[Aim]
Reproduce the items word for word, from the very first line through the line containing "home-screen: 15:46 QEFY", with both of those lines included.

[Records for this exercise]
◆ ◆ ◆
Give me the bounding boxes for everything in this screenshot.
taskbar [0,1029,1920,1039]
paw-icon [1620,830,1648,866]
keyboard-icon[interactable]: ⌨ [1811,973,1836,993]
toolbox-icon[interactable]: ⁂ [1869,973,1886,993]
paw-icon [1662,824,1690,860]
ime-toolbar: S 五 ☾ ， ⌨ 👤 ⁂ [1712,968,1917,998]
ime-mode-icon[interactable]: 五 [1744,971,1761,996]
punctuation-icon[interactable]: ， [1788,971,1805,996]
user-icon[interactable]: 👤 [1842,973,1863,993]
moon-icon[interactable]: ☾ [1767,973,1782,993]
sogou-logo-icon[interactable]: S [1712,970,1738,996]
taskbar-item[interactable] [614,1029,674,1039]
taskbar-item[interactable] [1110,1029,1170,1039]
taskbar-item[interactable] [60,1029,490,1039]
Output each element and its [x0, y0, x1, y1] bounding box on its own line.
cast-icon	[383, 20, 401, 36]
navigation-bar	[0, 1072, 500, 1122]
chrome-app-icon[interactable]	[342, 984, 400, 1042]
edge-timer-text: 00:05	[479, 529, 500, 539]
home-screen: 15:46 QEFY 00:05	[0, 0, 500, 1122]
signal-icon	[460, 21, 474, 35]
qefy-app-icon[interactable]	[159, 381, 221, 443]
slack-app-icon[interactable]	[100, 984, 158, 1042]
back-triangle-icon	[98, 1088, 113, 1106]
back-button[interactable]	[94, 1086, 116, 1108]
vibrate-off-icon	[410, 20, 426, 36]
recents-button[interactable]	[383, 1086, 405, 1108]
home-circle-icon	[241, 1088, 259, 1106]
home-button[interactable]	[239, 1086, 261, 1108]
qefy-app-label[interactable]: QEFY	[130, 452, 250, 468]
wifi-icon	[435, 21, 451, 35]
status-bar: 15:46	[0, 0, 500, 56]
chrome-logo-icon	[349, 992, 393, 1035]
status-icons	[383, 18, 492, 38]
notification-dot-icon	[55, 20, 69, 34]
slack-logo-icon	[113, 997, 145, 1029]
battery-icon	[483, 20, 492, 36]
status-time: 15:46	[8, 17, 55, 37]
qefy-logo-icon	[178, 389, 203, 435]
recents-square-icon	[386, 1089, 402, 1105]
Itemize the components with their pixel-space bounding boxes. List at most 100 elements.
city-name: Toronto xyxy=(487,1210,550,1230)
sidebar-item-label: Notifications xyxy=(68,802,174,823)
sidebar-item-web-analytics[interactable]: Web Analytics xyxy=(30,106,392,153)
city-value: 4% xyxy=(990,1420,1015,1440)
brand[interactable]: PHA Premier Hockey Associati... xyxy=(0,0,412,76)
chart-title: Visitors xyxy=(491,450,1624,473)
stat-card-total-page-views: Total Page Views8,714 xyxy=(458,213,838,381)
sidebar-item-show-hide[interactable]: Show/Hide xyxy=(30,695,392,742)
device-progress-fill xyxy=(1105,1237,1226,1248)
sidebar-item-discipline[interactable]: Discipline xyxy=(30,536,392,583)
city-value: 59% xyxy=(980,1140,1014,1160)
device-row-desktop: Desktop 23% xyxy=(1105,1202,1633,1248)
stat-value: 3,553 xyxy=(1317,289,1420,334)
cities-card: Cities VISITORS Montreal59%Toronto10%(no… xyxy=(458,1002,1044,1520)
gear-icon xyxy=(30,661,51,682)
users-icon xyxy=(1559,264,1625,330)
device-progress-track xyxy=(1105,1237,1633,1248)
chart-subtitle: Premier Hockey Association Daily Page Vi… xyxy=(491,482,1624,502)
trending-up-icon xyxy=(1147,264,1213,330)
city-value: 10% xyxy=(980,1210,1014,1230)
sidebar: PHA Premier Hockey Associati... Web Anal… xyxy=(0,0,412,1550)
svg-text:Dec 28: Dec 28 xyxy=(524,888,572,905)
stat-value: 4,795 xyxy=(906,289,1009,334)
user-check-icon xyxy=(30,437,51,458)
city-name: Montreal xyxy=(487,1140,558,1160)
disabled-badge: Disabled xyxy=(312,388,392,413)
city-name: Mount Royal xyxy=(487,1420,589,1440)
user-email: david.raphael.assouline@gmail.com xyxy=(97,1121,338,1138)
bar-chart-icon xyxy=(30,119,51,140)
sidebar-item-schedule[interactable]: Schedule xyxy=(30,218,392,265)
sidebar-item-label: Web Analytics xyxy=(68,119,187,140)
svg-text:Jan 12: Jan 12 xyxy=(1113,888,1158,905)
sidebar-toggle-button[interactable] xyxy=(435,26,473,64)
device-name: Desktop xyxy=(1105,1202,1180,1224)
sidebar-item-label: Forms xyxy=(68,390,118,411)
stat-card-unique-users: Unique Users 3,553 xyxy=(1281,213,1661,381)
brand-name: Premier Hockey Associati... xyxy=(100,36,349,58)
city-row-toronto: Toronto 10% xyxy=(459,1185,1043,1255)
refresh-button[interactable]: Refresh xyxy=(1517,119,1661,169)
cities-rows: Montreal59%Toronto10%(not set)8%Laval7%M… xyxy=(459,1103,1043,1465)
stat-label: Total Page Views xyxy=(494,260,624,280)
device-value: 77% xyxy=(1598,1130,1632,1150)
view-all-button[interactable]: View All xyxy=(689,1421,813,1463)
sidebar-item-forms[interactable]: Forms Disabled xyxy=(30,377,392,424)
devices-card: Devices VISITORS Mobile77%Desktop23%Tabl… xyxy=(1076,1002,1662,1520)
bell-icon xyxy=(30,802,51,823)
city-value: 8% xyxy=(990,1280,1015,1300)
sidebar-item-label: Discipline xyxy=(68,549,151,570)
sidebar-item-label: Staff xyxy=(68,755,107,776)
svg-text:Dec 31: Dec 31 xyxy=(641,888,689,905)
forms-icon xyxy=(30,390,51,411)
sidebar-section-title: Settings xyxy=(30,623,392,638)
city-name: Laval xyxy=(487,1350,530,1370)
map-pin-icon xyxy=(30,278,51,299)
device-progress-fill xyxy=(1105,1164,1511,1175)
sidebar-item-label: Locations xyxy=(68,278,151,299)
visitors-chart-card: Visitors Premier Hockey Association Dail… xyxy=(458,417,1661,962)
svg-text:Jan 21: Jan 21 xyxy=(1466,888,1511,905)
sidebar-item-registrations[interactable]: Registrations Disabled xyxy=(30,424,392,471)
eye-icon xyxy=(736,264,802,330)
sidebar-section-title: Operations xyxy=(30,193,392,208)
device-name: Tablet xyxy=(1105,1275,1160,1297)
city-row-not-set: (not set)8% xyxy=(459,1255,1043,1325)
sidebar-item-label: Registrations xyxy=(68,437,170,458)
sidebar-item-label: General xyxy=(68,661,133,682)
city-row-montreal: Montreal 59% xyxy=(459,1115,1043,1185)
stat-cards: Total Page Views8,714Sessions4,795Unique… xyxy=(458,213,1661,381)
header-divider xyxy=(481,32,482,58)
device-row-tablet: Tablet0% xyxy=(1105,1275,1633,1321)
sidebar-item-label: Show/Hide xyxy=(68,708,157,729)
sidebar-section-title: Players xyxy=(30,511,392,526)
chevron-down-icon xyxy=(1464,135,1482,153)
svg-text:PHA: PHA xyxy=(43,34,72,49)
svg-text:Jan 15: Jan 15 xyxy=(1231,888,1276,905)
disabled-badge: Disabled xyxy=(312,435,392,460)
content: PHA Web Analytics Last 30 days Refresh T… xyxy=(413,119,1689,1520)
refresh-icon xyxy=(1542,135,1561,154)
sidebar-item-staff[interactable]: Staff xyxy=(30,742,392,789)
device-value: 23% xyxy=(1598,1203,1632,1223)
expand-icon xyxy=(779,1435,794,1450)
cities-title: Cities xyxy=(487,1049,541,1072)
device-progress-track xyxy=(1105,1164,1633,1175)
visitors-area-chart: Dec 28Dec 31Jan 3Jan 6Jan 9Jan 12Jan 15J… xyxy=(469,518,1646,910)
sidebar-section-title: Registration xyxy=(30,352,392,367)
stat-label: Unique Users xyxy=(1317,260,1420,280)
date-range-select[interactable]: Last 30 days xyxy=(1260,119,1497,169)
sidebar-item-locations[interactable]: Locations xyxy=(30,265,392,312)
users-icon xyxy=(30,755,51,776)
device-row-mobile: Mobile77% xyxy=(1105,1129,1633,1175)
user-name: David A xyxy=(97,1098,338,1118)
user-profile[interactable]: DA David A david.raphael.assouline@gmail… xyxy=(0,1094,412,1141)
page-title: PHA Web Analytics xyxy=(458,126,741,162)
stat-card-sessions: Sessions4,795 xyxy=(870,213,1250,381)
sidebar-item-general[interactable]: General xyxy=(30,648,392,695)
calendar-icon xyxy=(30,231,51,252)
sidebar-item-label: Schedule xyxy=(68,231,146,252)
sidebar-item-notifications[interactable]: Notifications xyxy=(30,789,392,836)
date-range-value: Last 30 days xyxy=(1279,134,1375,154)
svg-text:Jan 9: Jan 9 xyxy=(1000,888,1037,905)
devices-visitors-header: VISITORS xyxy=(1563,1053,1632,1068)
◆ ◆ ◆
[Full solution]
Give me the bounding boxes for everything in this screenshot.
taskbar [0,1029,1920,1039]
paw-icon [1620,830,1648,866]
keyboard-icon[interactable]: ⌨ [1811,973,1836,993]
toolbox-icon[interactable]: ⁂ [1869,973,1886,993]
paw-icon [1662,824,1690,860]
ime-toolbar: S 五 ☾ ， ⌨ 👤 ⁂ [1712,968,1917,998]
ime-mode-icon[interactable]: 五 [1744,971,1761,996]
punctuation-icon[interactable]: ， [1788,971,1805,996]
user-icon[interactable]: 👤 [1842,973,1863,993]
moon-icon[interactable]: ☾ [1767,973,1782,993]
sogou-logo-icon[interactable]: S [1712,970,1738,996]
taskbar-item[interactable] [614,1029,674,1039]
taskbar-item[interactable] [1110,1029,1170,1039]
taskbar-item[interactable] [60,1029,490,1039]
Output each element and its [x0, y0, x1, y1] bounding box on its own line.
cast-icon	[383, 20, 401, 36]
navigation-bar	[0, 1072, 500, 1122]
chrome-app-icon[interactable]	[342, 984, 400, 1042]
edge-timer-text: 00:05	[479, 529, 500, 539]
home-screen: 15:46 QEFY 00:05	[0, 0, 500, 1122]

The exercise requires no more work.